§ What you are asked to do
Return the records in full, exactly as given.
## START
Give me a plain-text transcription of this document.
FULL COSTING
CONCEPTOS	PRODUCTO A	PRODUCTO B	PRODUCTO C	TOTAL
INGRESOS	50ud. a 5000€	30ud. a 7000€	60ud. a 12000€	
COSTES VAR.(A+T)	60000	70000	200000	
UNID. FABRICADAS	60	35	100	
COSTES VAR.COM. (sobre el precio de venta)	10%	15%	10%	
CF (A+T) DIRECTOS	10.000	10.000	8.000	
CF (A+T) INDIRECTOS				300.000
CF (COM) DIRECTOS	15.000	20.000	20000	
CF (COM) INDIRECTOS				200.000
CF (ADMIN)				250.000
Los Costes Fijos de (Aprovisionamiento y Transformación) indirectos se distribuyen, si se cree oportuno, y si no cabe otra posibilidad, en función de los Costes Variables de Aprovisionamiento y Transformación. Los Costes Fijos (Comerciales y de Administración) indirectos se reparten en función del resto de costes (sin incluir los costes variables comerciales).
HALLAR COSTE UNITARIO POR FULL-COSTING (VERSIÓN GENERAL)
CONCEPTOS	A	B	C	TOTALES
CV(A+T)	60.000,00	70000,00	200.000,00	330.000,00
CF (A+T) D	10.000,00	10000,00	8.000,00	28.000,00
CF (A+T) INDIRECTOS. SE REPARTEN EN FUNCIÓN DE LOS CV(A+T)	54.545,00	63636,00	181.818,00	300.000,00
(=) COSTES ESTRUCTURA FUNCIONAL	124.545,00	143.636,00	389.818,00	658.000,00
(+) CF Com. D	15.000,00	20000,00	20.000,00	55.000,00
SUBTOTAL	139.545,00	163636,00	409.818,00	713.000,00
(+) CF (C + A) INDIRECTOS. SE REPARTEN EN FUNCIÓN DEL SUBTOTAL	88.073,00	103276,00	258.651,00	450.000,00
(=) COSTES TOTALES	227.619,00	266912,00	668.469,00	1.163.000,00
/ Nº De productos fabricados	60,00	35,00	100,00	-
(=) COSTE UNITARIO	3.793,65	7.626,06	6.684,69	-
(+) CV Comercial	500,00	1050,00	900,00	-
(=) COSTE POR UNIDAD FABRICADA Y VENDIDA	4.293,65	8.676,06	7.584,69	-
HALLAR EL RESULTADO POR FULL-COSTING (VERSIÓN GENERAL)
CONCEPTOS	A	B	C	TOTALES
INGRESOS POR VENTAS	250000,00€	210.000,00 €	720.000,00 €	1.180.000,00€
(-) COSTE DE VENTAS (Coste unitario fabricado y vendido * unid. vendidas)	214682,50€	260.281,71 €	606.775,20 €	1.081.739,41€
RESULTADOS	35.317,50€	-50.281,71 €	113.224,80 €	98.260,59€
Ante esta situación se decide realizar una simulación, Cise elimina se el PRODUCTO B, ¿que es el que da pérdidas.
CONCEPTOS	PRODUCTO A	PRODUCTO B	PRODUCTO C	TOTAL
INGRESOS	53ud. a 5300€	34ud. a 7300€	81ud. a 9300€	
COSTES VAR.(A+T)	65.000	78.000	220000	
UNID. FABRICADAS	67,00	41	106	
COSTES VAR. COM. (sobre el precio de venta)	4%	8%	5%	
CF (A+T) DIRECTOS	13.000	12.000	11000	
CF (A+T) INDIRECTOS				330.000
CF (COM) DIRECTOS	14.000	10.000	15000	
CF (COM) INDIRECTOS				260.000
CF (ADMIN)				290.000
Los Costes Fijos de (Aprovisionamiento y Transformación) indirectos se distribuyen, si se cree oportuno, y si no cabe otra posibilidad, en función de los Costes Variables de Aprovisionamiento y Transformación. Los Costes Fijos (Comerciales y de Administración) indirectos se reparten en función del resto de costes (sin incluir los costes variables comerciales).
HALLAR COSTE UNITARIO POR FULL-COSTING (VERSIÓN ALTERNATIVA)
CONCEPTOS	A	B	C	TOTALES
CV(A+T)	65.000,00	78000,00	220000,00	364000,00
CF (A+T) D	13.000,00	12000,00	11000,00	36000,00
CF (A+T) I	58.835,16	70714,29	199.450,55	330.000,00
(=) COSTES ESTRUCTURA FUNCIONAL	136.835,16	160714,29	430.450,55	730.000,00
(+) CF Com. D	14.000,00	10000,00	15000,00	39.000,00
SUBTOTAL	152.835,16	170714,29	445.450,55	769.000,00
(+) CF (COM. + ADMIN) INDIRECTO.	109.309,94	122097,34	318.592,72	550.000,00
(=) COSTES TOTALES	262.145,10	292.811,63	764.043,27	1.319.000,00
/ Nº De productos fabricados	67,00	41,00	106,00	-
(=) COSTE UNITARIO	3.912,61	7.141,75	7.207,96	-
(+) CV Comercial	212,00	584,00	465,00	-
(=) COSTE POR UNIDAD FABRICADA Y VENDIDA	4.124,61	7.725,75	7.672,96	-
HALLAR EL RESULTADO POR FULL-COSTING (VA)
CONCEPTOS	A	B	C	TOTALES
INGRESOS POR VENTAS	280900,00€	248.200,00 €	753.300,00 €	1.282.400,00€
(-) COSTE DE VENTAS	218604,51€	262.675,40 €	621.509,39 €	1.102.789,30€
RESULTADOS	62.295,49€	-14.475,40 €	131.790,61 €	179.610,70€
## END
§ Output of the task
Give me a plain-text transcription of this document.
FULL COSTING
CONCEPTOS	PRODUCTO A	PRODUCTO B	PRODUCTO C	TOTAL
INGRESOS	50ud. a 5000€	30ud. a 7000€	60ud. a 12000€	
COSTES VAR.(A+T)	60000	70000	200000	
UNID. FABRICADAS	60	35	100	
COSTES VAR.COM. (sobre el precio de venta)	10%	15%	10%	
CF (A+T) DIRECTOS	10.000	10.000	8.000	
CF (A+T) INDIRECTOS				300.000
CF (COM) DIRECTOS	15.000	20.000	20000	
CF (COM) INDIRECTOS				200.000
CF (ADMIN)				250.000
Los Costes Fijos de (Aprovisionamiento y Transformación) indirectos se distribuyen, si se cree oportuno, y si no cabe otra posibilidad, en función de los Costes Variables de Aprovisionamiento y Transformación. Los Costes Fijos (Comerciales y de Administración) indirectos se reparten en función del resto de costes (sin incluir los costes variables comerciales).
HALLAR COSTE UNITARIO POR FULL-COSTING (VERSIÓN GENERAL)
CONCEPTOS	A	B	C	TOTALES
CV(A+T)	60.000,00	70000,00	200.000,00	330.000,00
CF (A+T) D	10.000,00	10000,00	8.000,00	28.000,00
CF (A+T) INDIRECTOS. SE REPARTEN EN FUNCIÓN DE LOS CV(A+T)	54.545,00	63636,00	181.818,00	300.000,00
(=) COSTES ESTRUCTURA FUNCIONAL	124.545,00	143.636,00	389.818,00	658.000,00
(+) CF Com. D	15.000,00	20000,00	20.000,00	55.000,00
SUBTOTAL	139.545,00	163636,00	409.818,00	713.000,00
(+) CF (C + A) INDIRECTOS. SE REPARTEN EN FUNCIÓN DEL SUBTOTAL	88.073,00	103276,00	258.651,00	450.000,00
(=) COSTES TOTALES	227.619,00	266912,00	668.469,00	1.163.000,00
/ Nº De productos fabricados	60,00	35,00	100,00	-
(=) COSTE UNITARIO	3.793,65	7.626,06	6.684,69	-
(+) CV Comercial	500,00	1050,00	900,00	-
(=) COSTE POR UNIDAD FABRICADA Y VENDIDA	4.293,65	8.676,06	7.584,69	-
HALLAR EL RESULTADO POR FULL-COSTING (VERSIÓN GENERAL)
CONCEPTOS	A	B	C	TOTALES
INGRESOS POR VENTAS	250000,00€	210.000,00 €	720.000,00 €	1.180.000,00€
(-) COSTE DE VENTAS (Coste unitario fabricado y vendido * unid. vendidas)	214682,50€	260.281,71 €	606.775,20 €	1.081.739,41€
RESULTADOS	35.317,50€	-50.281,71 €	113.224,80 €	98.260,59€
Ante esta situación se decide realizar una simulación, Cise elimina se el PRODUCTO B, ¿que es el que da pérdidas.
CONCEPTOS	PRODUCTO A	PRODUCTO B	PRODUCTO C	TOTAL
INGRESOS	53ud. a 5300€	34ud. a 7300€	81ud. a 9300€	
COSTES VAR.(A+T)	65.000	78.000	220000	
UNID. FABRICADAS	67,00	41	106	
COSTES VAR. COM. (sobre el precio de venta)	4%	8%	5%	
CF (A+T) DIRECTOS	13.000	12.000	11000	
CF (A+T) INDIRECTOS				330.000
CF (COM) DIRECTOS	14.000	10.000	15000	
CF (COM) INDIRECTOS				260.000
CF (ADMIN)				290.000
Los Costes Fijos de (Aprovisionamiento y Transformación) indirectos se distribuyen, si se cree oportuno, y si no cabe otra posibilidad, en función de los Costes Variables de Aprovisionamiento y Transformación. Los Costes Fijos (Comerciales y de Administración) indirectos se reparten en función del resto de costes (sin incluir los costes variables comerciales).
HALLAR COSTE UNITARIO POR FULL-COSTING (VERSIÓN ALTERNATIVA)
CONCEPTOS	A	B	C	TOTALES
CV(A+T)	65.000,00	78000,00	220000,00	364000,00
CF (A+T) D	13.000,00	12000,00	11000,00	36000,00
CF (A+T) I	58.835,16	70714,29	199.450,55	330.000,00
(=) COSTES ESTRUCTURA FUNCIONAL	136.835,16	160714,29	430.450,55	730.000,00
(+) CF Com. D	14.000,00	10000,00	15000,00	39.000,00
SUBTOTAL	152.835,16	170714,29	445.450,55	769.000,00
(+) CF (COM. + ADMIN) INDIRECTO.	109.309,94	122097,34	318.592,72	550.000,00
(=) COSTES TOTALES	262.145,10	292.811,63	764.043,27	1.319.000,00
/ Nº De productos fabricados	67,00	41,00	106,00	-
(=) COSTE UNITARIO	3.912,61	7.141,75	7.207,96	-
(+) CV Comercial	212,00	584,00	465,00	-
(=) COSTE POR UNIDAD FABRICADA Y VENDIDA	4.124,61	7.725,75	7.672,96	-
HALLAR EL RESULTADO POR FULL-COSTING (VA)
CONCEPTOS	A	B	C	TOTALES
INGRESOS POR VENTAS	280900,00€	248.200,00 €	753.300,00 €	1.282.400,00€
(-) COSTE DE VENTAS	218604,51€	262.675,40 €	621.509,39 €	1.102.789,30€
RESULTADOS	62.295,49€	-14.475,40 €	131.790,61 €	179.610,70€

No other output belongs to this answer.